◆ Written problem: Tally the lines of the listing that contain the word "yağı", then give the total and nothing else.

Data entries:
⟨

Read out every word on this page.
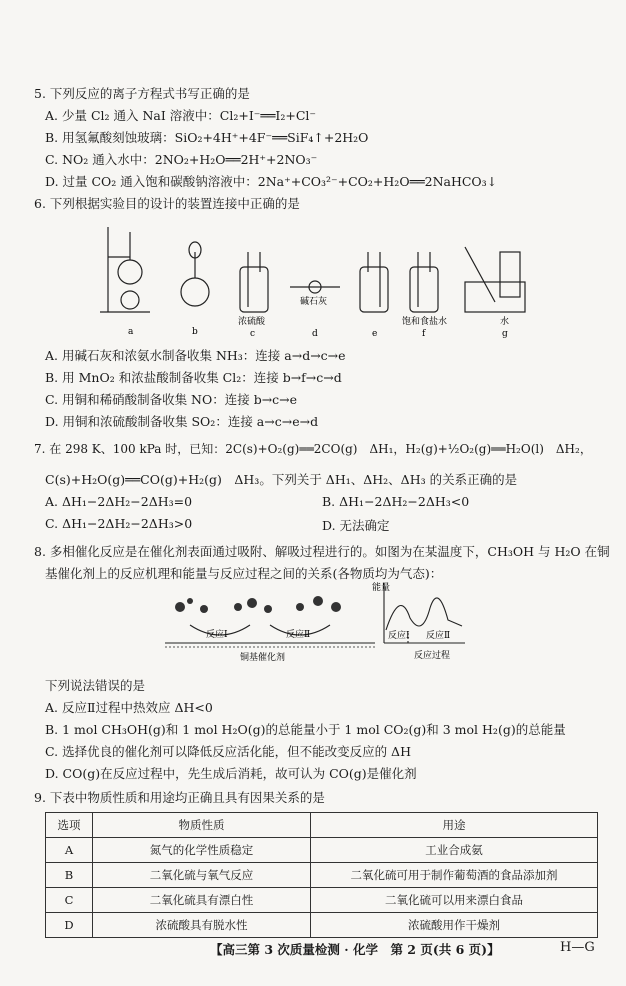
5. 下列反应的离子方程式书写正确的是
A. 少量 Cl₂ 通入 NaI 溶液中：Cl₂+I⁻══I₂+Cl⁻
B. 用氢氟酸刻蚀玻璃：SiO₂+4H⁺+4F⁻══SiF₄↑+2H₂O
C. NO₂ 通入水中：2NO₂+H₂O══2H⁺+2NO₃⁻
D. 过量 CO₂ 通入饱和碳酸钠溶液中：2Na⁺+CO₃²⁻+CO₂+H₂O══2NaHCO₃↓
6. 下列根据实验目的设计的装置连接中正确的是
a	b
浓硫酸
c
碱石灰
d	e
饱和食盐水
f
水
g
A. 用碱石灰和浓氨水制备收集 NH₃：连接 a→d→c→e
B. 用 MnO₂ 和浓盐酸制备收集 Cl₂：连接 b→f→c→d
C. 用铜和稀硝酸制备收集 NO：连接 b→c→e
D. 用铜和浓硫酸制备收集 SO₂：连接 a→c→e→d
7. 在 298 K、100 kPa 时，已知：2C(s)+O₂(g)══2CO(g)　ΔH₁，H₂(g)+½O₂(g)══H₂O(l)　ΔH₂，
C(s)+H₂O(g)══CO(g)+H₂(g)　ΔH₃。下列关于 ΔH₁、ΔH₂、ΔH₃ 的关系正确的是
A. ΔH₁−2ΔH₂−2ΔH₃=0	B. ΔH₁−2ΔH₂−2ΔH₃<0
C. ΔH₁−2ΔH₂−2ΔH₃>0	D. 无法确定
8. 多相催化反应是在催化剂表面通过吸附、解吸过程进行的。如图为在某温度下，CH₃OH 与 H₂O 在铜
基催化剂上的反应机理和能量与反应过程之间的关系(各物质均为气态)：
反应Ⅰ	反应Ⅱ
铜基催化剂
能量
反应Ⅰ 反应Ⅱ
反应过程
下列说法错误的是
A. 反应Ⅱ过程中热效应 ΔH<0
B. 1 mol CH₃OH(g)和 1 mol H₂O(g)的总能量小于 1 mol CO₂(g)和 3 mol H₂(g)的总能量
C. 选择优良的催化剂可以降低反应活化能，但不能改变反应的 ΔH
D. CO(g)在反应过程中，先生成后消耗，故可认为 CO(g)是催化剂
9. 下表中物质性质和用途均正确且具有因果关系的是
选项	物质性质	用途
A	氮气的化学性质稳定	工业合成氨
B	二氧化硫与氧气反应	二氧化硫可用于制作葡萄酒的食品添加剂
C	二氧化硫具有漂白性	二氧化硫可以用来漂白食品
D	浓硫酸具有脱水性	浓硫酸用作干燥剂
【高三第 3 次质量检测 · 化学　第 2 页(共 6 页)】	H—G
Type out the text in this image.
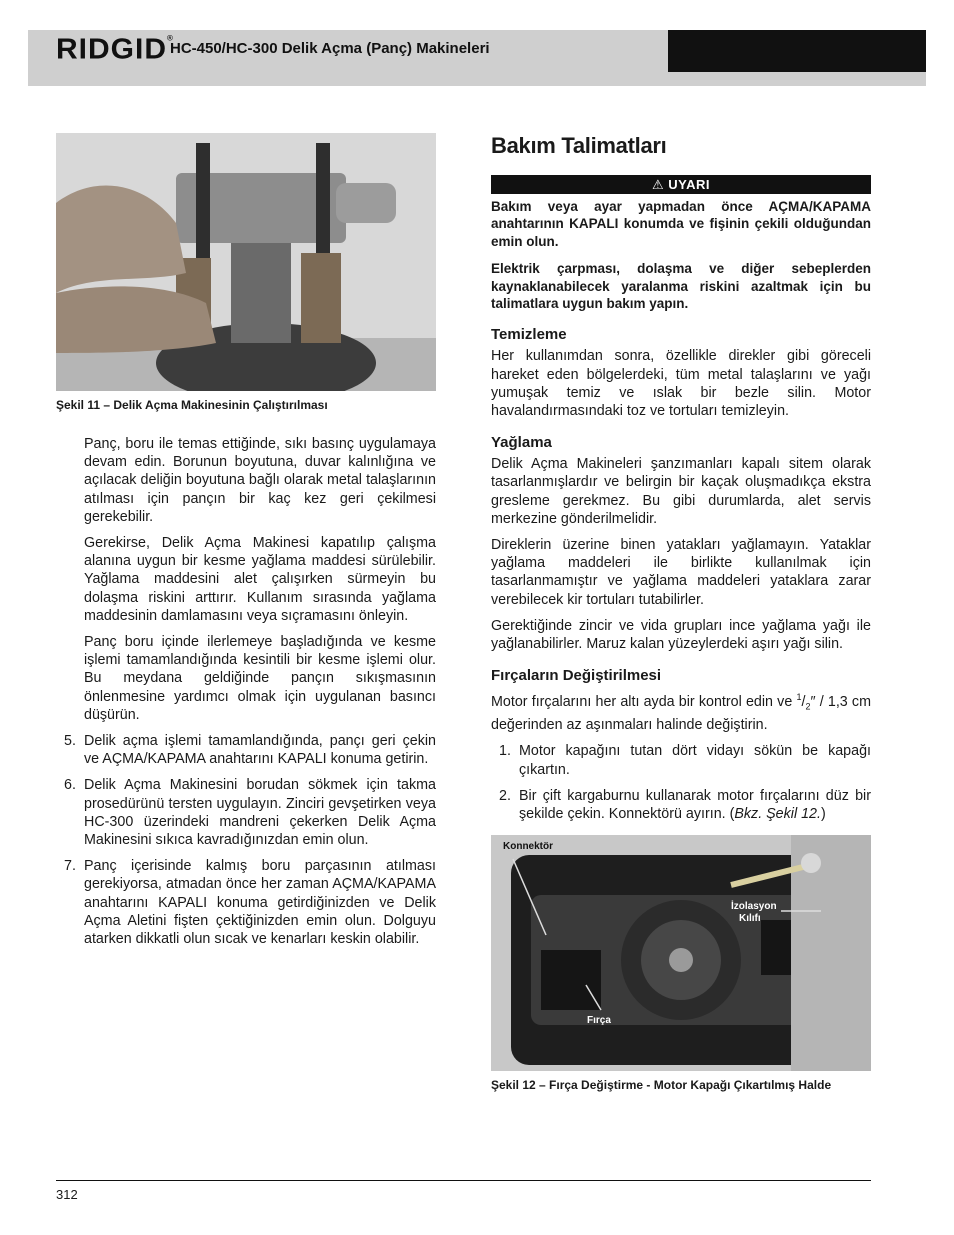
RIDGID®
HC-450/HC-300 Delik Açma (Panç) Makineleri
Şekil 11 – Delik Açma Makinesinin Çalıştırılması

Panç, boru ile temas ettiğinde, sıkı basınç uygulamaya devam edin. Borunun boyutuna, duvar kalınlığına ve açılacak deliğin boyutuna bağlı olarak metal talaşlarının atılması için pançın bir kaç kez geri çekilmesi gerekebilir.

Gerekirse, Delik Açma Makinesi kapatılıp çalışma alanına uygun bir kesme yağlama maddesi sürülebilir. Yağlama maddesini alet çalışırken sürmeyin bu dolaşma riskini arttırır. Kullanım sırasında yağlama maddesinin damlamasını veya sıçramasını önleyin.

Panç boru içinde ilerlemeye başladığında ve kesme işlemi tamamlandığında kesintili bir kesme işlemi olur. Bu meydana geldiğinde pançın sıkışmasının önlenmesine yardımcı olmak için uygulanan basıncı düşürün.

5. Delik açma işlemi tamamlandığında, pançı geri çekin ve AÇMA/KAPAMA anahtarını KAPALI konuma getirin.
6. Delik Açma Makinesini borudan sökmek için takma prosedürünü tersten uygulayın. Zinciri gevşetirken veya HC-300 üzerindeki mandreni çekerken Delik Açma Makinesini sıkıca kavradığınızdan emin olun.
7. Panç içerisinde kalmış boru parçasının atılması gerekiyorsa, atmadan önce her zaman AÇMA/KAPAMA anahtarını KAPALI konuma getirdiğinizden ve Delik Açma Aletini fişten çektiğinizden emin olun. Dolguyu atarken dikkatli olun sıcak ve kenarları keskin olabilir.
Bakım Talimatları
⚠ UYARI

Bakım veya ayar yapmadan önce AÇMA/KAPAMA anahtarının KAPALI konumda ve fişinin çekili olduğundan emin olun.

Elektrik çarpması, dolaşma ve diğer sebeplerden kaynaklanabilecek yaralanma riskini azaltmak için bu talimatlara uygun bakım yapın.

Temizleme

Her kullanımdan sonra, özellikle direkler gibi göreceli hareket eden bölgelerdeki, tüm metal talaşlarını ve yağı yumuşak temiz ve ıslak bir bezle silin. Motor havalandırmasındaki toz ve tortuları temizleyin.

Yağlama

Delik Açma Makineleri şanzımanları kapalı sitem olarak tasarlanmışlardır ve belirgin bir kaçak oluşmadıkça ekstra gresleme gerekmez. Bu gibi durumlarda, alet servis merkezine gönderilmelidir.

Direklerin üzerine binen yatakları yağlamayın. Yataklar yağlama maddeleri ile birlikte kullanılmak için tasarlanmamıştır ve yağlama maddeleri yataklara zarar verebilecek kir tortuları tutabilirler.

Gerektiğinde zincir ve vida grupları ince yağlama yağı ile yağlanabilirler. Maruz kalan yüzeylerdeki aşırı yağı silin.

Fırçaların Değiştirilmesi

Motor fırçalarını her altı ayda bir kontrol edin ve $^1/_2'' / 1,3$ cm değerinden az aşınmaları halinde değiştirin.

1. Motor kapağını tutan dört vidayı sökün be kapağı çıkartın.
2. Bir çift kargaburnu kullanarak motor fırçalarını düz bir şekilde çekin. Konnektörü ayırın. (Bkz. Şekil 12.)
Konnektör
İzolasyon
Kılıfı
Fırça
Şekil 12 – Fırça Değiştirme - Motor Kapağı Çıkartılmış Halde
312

⟩

◆ Solution: 2